[Saved entries]
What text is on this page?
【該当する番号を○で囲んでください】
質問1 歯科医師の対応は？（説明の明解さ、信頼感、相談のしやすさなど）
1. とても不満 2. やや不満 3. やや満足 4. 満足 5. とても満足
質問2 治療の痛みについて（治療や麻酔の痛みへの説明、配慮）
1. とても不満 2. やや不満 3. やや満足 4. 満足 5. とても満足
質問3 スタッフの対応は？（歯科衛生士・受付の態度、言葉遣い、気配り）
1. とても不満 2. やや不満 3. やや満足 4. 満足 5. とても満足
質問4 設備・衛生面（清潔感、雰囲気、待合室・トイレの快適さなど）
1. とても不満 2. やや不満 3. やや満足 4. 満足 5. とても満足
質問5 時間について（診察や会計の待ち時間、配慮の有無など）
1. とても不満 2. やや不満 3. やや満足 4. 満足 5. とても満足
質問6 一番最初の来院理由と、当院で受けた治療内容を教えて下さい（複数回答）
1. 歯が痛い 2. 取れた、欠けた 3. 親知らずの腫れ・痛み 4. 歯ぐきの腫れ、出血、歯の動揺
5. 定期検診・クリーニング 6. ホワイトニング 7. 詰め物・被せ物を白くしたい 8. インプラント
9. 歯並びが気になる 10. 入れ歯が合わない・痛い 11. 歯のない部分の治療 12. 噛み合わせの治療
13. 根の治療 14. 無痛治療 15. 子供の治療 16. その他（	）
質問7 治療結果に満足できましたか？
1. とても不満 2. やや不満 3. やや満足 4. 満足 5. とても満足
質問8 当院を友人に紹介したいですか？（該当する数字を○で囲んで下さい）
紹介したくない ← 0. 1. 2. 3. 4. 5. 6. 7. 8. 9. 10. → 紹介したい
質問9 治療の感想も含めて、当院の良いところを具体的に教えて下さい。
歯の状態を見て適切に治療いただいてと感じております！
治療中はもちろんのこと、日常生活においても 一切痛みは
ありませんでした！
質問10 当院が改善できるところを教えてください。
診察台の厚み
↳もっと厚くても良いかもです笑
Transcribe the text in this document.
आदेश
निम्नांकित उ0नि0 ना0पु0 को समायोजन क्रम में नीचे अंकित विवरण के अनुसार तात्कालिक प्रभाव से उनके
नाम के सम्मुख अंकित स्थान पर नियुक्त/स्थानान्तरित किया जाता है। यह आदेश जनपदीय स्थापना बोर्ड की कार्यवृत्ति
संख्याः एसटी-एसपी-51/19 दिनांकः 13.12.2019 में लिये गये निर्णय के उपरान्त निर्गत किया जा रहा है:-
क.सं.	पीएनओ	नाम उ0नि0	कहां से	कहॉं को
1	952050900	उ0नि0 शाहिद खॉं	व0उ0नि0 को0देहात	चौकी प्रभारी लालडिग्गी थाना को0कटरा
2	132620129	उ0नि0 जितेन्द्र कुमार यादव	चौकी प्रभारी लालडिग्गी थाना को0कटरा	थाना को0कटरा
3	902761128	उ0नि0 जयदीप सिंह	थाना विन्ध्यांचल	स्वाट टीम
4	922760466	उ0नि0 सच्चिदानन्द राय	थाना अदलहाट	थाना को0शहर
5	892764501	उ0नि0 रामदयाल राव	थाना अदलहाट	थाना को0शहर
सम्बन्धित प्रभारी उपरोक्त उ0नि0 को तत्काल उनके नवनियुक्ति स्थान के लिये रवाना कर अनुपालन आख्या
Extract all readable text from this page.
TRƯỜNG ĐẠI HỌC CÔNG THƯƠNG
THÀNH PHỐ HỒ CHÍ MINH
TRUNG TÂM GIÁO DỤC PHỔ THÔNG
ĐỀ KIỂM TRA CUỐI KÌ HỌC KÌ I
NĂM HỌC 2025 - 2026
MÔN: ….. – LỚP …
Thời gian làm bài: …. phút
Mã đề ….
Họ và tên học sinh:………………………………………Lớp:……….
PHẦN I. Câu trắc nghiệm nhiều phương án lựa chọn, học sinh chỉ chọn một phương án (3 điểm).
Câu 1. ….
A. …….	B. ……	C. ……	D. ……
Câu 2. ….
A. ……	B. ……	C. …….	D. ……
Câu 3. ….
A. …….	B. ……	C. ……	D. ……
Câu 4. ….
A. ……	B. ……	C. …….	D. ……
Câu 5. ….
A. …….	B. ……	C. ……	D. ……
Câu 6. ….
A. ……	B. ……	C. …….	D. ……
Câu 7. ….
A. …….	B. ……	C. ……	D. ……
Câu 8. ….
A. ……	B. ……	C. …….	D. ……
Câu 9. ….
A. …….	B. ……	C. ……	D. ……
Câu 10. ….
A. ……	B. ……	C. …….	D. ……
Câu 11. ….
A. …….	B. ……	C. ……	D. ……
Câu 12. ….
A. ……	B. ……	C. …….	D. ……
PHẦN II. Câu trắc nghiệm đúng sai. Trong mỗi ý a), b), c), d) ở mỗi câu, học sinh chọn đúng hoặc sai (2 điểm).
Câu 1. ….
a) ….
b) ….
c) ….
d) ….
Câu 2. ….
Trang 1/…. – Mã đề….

_AIM OF THE TASK_
Copy out every line that includes the word "sinh".

_EXERCISE RESULT_
Họ và tên học sinh:………………………………………Lớp:……….
PHẦN I. Câu trắc nghiệm nhiều phương án lựa chọn, học sinh chỉ chọn một phương án (3 điểm).
PHẦN II. Câu trắc nghiệm đúng sai. Trong mỗi ý a), b), c), d) ở mỗi câu, học sinh chọn đúng hoặc sai (2 điểm).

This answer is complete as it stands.